== Stated goal ==
Each entry below is to be written out exactly, and the pictures are to be left out.

== Data provided ==
......

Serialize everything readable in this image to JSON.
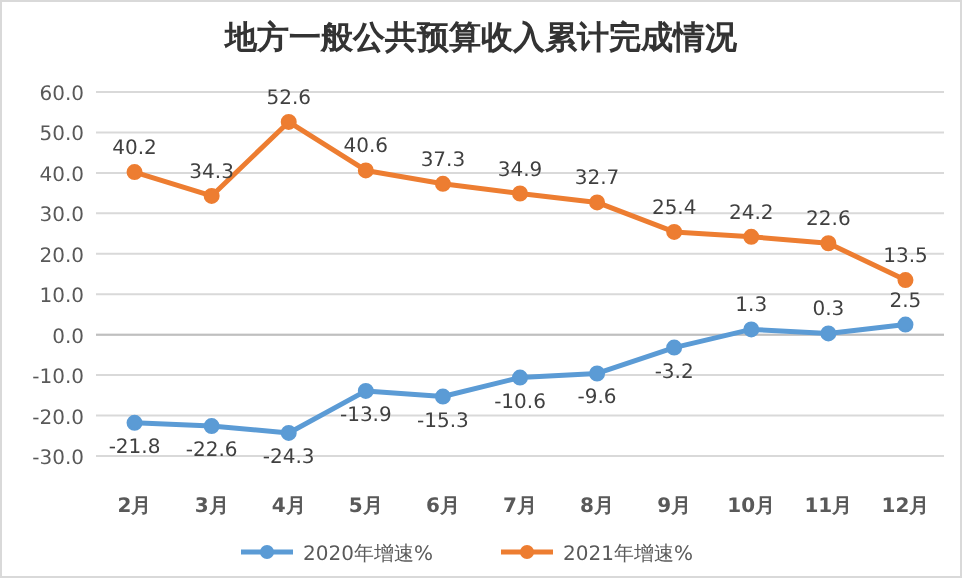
{
  "chart_data": {
    "type": "line",
    "title": "地方一般公共预算收入累计完成情况",
    "categories": [
      "2月",
      "3月",
      "4月",
      "5月",
      "6月",
      "7月",
      "8月",
      "9月",
      "10月",
      "11月",
      "12月"
    ],
    "series": [
      {
        "name": "2020年增速%",
        "color": "#5b9bd5",
        "values": [
          -21.8,
          -22.6,
          -24.3,
          -13.9,
          -15.3,
          -10.6,
          -9.6,
          -3.2,
          1.3,
          0.3,
          2.5
        ]
      },
      {
        "name": "2021年增速%",
        "color": "#ed7d31",
        "values": [
          40.2,
          34.3,
          52.6,
          40.6,
          37.3,
          34.9,
          32.7,
          25.4,
          24.2,
          22.6,
          13.5
        ]
      }
    ],
    "ylim": [
      -30,
      60
    ],
    "yticks": [
      {
        "value": -30,
        "label": "-30.0"
      },
      {
        "value": -20,
        "label": "-20.0"
      },
      {
        "value": -10,
        "label": "-10.0"
      },
      {
        "value": 0,
        "label": "0.0"
      },
      {
        "value": 10,
        "label": "10.0"
      },
      {
        "value": 20,
        "label": "20.0"
      },
      {
        "value": 30,
        "label": "30.0"
      },
      {
        "value": 40,
        "label": "40.0"
      },
      {
        "value": 50,
        "label": "50.0"
      },
      {
        "value": 60,
        "label": "60.0"
      }
    ],
    "grid": "y",
    "legend": "bottom",
    "marker": "circle",
    "line_style": "solid",
    "data_labels": true
  }
}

......

== Answer to the task ==
Serialize everything readable in this image to JSON.
{
  "chart_data": {
    "type": "line",
    "title": "地方一般公共预算收入累计完成情况",
    "categories": [
      "2月",
      "3月",
      "4月",
      "5月",
      "6月",
      "7月",
      "8月",
      "9月",
      "10月",
      "11月",
      "12月"
    ],
    "series": [
      {
        "name": "2020年增速%",
        "color": "#5b9bd5",
        "values": [
          -21.8,
          -22.6,
          -24.3,
          -13.9,
          -15.3,
          -10.6,
          -9.6,
          -3.2,
          1.3,
          0.3,
          2.5
        ]
      },
      {
        "name": "2021年增速%",
        "color": "#ed7d31",
        "values": [
          40.2,
          34.3,
          52.6,
          40.6,
          37.3,
          34.9,
          32.7,
          25.4,
          24.2,
          22.6,
          13.5
        ]
      }
    ],
    "ylim": [
      -30,
      60
    ],
    "yticks": [
      {
        "value": -30,
        "label": "-30.0"
      },
      {
        "value": -20,
        "label": "-20.0"
      },
      {
        "value": -10,
        "label": "-10.0"
      },
      {
        "value": 0,
        "label": "0.0"
      },
      {
        "value": 10,
        "label": "10.0"
      },
      {
        "value": 20,
        "label": "20.0"
      },
      {
        "value": 30,
        "label": "30.0"
      },
      {
        "value": 40,
        "label": "40.0"
      },
      {
        "value": 50,
        "label": "50.0"
      },
      {
        "value": 60,
        "label": "60.0"
      }
    ],
    "grid": "y",
    "legend": "bottom",
    "marker": "circle",
    "line_style": "solid",
    "data_labels": true
  }
}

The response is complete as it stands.